Dataset items:
## START

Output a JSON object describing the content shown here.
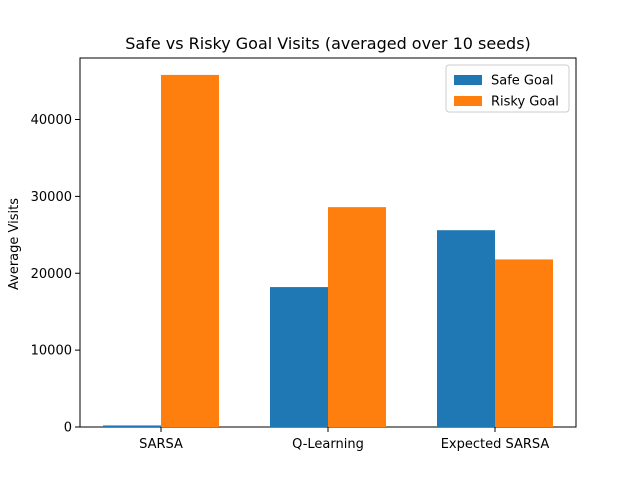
{
  "chart_data": {
    "type": "bar",
    "title": "Safe vs Risky Goal Visits (averaged over 10 seeds)",
    "xlabel": "",
    "ylabel": "Average Visits",
    "categories": [
      "SARSA",
      "Q-Learning",
      "Expected SARSA"
    ],
    "series": [
      {
        "name": "Safe Goal",
        "color": "#1f77b4",
        "values": [
          200,
          18200,
          25600
        ]
      },
      {
        "name": "Risky Goal",
        "color": "#ff7f0e",
        "values": [
          45800,
          28600,
          21800
        ]
      }
    ],
    "ylim": [
      0,
      48000
    ],
    "yticks": [
      0,
      10000,
      20000,
      30000,
      40000
    ],
    "ytick_labels": [
      "0",
      "10000",
      "20000",
      "30000",
      "40000"
    ],
    "grid": false,
    "legend_position": "top-right"
  }
}
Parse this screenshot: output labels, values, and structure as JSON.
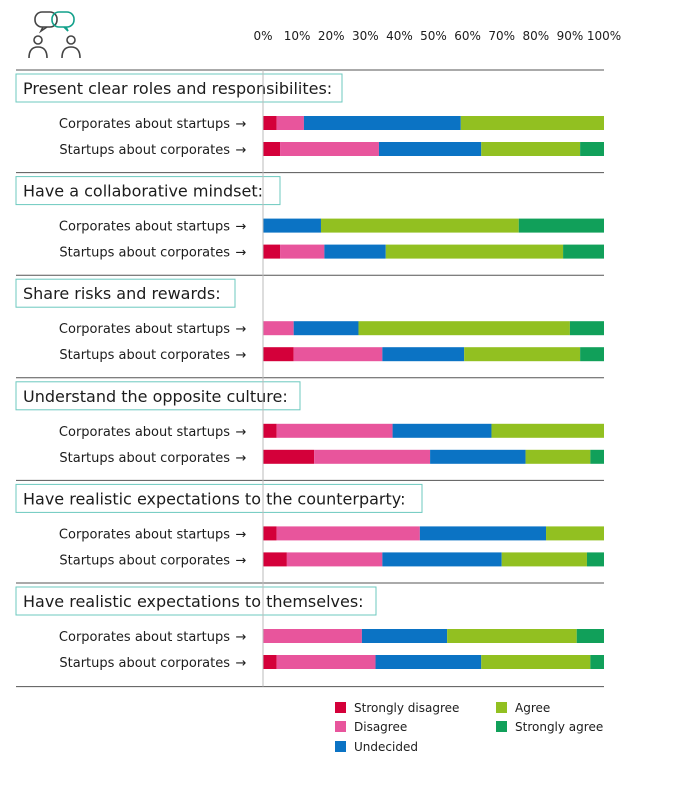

## END

▸ EXERCISE OBJECTIVE
Each entry gets copied exactly; the pictures stay out.

▸ WRITTEN SOLUTION
Output a JSON object describing the content shown here.
{
  "chart_data": {
    "type": "bar",
    "title": "Safe vs Risky Goal Visits (averaged over 10 seeds)",
    "xlabel": "",
    "ylabel": "Average Visits",
    "categories": [
      "SARSA",
      "Q-Learning",
      "Expected SARSA"
    ],
    "series": [
      {
        "name": "Safe Goal",
        "color": "#1f77b4",
        "values": [
          200,
          18200,
          25600
        ]
      },
      {
        "name": "Risky Goal",
        "color": "#ff7f0e",
        "values": [
          45800,
          28600,
          21800
        ]
      }
    ],
    "ylim": [
      0,
      48000
    ],
    "yticks": [
      0,
      10000,
      20000,
      30000,
      40000
    ],
    "ytick_labels": [
      "0",
      "10000",
      "20000",
      "30000",
      "40000"
    ],
    "grid": false,
    "legend_position": "top-right"
  }
}
Parse this screenshot: output labels, values, and structure as JSON.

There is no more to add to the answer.